What is expected: Identify each line below that contains the word "viuunt", and copy it out.

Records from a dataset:
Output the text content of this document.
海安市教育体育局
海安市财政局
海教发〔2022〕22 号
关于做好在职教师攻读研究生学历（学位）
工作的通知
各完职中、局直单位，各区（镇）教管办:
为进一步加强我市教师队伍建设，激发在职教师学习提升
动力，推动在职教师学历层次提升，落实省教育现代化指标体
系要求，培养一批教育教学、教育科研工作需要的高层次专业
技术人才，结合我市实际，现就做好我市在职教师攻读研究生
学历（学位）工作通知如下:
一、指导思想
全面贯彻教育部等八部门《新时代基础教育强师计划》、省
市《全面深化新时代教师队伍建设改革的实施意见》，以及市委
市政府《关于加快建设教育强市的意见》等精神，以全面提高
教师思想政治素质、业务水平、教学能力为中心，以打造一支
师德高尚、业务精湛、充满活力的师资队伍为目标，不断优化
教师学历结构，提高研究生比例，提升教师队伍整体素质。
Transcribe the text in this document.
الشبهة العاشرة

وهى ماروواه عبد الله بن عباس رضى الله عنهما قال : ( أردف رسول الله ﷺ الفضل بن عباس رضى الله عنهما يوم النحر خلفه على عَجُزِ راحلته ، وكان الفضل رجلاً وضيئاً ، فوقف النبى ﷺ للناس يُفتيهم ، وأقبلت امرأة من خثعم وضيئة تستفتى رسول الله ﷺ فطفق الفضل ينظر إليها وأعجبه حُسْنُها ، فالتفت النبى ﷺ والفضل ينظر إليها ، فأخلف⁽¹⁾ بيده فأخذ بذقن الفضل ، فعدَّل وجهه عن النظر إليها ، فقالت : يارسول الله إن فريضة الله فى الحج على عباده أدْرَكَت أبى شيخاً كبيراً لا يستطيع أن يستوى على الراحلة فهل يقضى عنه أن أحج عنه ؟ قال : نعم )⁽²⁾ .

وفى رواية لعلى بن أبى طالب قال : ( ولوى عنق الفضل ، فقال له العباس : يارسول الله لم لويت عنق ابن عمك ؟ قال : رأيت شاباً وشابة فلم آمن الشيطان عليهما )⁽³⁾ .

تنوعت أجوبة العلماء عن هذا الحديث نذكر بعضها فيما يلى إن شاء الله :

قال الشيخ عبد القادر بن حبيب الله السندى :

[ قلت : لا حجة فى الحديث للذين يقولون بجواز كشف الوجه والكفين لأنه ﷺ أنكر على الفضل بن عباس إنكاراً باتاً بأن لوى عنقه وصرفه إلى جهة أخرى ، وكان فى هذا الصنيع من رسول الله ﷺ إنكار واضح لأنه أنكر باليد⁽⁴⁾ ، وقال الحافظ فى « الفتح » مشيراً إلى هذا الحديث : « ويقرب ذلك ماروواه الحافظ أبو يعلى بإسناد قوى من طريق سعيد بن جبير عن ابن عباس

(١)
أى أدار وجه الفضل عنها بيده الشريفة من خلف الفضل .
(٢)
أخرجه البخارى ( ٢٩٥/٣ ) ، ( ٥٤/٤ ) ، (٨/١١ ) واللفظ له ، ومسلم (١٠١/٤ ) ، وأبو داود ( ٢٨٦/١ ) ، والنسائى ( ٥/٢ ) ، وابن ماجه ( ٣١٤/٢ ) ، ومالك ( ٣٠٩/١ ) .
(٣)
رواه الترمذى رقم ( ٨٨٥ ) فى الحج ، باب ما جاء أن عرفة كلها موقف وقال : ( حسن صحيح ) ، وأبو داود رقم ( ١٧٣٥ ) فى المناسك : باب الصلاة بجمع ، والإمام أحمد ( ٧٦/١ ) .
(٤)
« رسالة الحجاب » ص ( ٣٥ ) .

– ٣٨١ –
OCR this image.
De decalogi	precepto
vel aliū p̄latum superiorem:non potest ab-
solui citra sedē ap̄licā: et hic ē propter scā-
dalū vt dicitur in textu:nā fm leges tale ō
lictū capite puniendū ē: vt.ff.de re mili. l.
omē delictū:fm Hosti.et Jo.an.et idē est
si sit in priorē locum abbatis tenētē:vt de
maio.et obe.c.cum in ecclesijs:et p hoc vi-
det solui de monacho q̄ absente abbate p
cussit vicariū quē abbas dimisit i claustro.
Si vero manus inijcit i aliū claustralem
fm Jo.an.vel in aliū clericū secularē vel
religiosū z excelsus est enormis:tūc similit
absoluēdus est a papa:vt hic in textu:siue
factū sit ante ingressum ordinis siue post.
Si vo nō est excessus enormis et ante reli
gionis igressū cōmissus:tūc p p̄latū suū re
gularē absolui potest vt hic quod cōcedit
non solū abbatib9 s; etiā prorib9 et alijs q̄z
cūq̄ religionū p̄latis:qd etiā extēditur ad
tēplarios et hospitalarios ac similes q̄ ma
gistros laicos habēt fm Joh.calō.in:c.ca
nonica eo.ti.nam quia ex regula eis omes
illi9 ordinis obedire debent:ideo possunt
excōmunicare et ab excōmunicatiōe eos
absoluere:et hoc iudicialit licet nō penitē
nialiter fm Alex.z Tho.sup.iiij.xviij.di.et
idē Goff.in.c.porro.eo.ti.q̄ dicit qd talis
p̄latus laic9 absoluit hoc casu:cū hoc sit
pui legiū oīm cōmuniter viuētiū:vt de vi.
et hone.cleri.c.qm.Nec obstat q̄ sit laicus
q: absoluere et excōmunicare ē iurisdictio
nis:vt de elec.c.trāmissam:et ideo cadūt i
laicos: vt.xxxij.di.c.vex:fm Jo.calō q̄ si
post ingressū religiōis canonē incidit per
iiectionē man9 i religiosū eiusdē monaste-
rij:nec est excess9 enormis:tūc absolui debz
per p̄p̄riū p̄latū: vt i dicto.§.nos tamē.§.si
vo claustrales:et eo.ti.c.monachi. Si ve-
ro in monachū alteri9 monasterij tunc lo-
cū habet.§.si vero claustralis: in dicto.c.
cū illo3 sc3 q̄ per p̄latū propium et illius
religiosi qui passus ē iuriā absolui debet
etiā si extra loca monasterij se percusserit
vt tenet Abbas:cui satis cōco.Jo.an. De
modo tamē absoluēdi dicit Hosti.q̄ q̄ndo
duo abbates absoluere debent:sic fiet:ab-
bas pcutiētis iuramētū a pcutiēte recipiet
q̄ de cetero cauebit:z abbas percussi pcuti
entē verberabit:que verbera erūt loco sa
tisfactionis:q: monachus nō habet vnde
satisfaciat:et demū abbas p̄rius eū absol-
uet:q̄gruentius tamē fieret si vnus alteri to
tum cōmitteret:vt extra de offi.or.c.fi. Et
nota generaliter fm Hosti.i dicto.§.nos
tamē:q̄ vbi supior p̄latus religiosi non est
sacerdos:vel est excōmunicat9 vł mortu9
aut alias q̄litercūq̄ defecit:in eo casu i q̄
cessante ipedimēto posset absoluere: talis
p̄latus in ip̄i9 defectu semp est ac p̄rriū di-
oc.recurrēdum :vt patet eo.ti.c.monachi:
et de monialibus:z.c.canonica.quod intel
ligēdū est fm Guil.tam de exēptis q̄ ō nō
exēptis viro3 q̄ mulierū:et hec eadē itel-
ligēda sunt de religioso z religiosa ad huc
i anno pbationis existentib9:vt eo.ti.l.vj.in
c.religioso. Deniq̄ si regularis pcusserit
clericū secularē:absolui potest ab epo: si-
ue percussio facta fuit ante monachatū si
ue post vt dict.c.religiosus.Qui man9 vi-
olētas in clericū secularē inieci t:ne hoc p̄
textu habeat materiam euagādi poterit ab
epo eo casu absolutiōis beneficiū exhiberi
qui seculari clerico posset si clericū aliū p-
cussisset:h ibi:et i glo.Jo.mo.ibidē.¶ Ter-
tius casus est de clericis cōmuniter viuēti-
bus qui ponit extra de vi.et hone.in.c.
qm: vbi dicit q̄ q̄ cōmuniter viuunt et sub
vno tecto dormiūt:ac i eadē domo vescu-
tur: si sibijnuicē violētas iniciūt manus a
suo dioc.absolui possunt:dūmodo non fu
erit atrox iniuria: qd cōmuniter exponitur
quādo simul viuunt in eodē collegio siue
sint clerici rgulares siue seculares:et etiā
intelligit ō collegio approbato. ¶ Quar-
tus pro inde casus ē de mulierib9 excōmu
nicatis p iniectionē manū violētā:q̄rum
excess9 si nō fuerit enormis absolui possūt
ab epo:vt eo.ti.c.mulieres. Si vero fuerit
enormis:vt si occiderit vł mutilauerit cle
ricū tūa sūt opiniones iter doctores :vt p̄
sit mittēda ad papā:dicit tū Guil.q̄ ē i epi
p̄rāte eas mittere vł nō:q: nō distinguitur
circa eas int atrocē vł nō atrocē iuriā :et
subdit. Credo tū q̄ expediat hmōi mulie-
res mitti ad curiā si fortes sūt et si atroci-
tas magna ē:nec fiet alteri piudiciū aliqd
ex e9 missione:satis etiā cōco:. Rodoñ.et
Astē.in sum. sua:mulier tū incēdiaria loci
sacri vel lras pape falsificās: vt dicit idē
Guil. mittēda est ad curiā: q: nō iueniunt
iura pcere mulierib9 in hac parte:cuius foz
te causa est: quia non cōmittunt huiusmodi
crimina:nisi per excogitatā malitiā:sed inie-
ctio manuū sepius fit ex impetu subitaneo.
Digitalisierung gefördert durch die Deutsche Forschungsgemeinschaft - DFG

Response:
qm: vbi dicit q̄ q̄ cōmuniter viuunt et sub
quādo simul viuunt in eodē collegio siue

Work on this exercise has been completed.